• [Lines of data]
╭──
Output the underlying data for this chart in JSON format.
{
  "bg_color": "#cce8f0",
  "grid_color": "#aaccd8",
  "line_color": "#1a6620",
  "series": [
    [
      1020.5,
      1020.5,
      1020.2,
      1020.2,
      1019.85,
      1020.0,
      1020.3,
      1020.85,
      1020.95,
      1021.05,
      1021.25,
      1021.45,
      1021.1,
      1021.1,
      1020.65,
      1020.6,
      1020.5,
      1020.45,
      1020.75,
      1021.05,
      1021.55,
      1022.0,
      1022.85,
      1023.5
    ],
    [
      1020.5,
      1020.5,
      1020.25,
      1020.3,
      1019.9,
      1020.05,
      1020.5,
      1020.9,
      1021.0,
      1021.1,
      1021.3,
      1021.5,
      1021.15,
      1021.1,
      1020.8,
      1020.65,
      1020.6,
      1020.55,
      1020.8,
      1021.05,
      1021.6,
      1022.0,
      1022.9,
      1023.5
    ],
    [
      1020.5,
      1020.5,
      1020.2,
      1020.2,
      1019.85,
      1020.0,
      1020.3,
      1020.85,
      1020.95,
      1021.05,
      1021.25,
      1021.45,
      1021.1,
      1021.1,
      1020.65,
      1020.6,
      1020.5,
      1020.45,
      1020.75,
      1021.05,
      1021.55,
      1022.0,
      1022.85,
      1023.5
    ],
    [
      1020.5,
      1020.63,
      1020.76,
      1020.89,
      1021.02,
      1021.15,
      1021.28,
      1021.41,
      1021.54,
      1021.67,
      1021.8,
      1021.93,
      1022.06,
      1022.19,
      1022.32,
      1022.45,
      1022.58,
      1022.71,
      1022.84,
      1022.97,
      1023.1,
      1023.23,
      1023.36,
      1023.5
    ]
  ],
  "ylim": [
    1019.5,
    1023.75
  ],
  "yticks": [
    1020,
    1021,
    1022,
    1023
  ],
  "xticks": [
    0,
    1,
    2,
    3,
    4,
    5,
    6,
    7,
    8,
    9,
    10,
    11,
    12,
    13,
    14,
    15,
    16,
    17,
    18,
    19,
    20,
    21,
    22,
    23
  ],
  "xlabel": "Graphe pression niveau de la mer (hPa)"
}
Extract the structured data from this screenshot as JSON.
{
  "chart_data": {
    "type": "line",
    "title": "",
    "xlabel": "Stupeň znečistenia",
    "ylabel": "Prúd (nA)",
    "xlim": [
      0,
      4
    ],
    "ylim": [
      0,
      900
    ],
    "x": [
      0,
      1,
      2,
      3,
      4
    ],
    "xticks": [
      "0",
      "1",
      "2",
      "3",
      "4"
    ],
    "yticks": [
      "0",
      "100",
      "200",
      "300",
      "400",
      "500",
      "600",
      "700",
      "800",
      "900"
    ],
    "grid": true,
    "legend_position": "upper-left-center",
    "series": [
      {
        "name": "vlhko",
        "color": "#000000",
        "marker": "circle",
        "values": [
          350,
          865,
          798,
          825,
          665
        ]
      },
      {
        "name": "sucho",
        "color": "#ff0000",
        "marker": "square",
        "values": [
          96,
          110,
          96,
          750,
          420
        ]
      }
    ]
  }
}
╰──
• [Task directions]
Write out every record shown above, word for word.

• [Answer to this problem]
Output the underlying data for this chart in JSON format.
{
  "bg_color": "#cce8f0",
  "grid_color": "#aaccd8",
  "line_color": "#1a6620",
  "series": [
    [
      1020.5,
      1020.5,
      1020.2,
      1020.2,
      1019.85,
      1020.0,
      1020.3,
      1020.85,
      1020.95,
      1021.05,
      1021.25,
      1021.45,
      1021.1,
      1021.1,
      1020.65,
      1020.6,
      1020.5,
      1020.45,
      1020.75,
      1021.05,
      1021.55,
      1022.0,
      1022.85,
      1023.5
    ],
    [
      1020.5,
      1020.5,
      1020.25,
      1020.3,
      1019.9,
      1020.05,
      1020.5,
      1020.9,
      1021.0,
      1021.1,
      1021.3,
      1021.5,
      1021.15,
      1021.1,
      1020.8,
      1020.65,
      1020.6,
      1020.55,
      1020.8,
      1021.05,
      1021.6,
      1022.0,
      1022.9,
      1023.5
    ],
    [
      1020.5,
      1020.5,
      1020.2,
      1020.2,
      1019.85,
      1020.0,
      1020.3,
      1020.85,
      1020.95,
      1021.05,
      1021.25,
      1021.45,
      1021.1,
      1021.1,
      1020.65,
      1020.6,
      1020.5,
      1020.45,
      1020.75,
      1021.05,
      1021.55,
      1022.0,
      1022.85,
      1023.5
    ],
    [
      1020.5,
      1020.63,
      1020.76,
      1020.89,
      1021.02,
      1021.15,
      1021.28,
      1021.41,
      1021.54,
      1021.67,
      1021.8,
      1021.93,
      1022.06,
      1022.19,
      1022.32,
      1022.45,
      1022.58,
      1022.71,
      1022.84,
      1022.97,
      1023.1,
      1023.23,
      1023.36,
      1023.5
    ]
  ],
  "ylim": [
    1019.5,
    1023.75
  ],
  "yticks": [
    1020,
    1021,
    1022,
    1023
  ],
  "xticks": [
    0,
    1,
    2,
    3,
    4,
    5,
    6,
    7,
    8,
    9,
    10,
    11,
    12,
    13,
    14,
    15,
    16,
    17,
    18,
    19,
    20,
    21,
    22,
    23
  ],
  "xlabel": "Graphe pression niveau de la mer (hPa)"
}
Extract the structured data from this screenshot as JSON.
{
  "chart_data": {
    "type": "line",
    "title": "",
    "xlabel": "Stupeň znečistenia",
    "ylabel": "Prúd (nA)",
    "xlim": [
      0,
      4
    ],
    "ylim": [
      0,
      900
    ],
    "x": [
      0,
      1,
      2,
      3,
      4
    ],
    "xticks": [
      "0",
      "1",
      "2",
      "3",
      "4"
    ],
    "yticks": [
      "0",
      "100",
      "200",
      "300",
      "400",
      "500",
      "600",
      "700",
      "800",
      "900"
    ],
    "grid": true,
    "legend_position": "upper-left-center",
    "series": [
      {
        "name": "vlhko",
        "color": "#000000",
        "marker": "circle",
        "values": [
          350,
          865,
          798,
          825,
          665
        ]
      },
      {
        "name": "sucho",
        "color": "#ff0000",
        "marker": "square",
        "values": [
          96,
          110,
          96,
          750,
          420
        ]
      }
    ]
  }
}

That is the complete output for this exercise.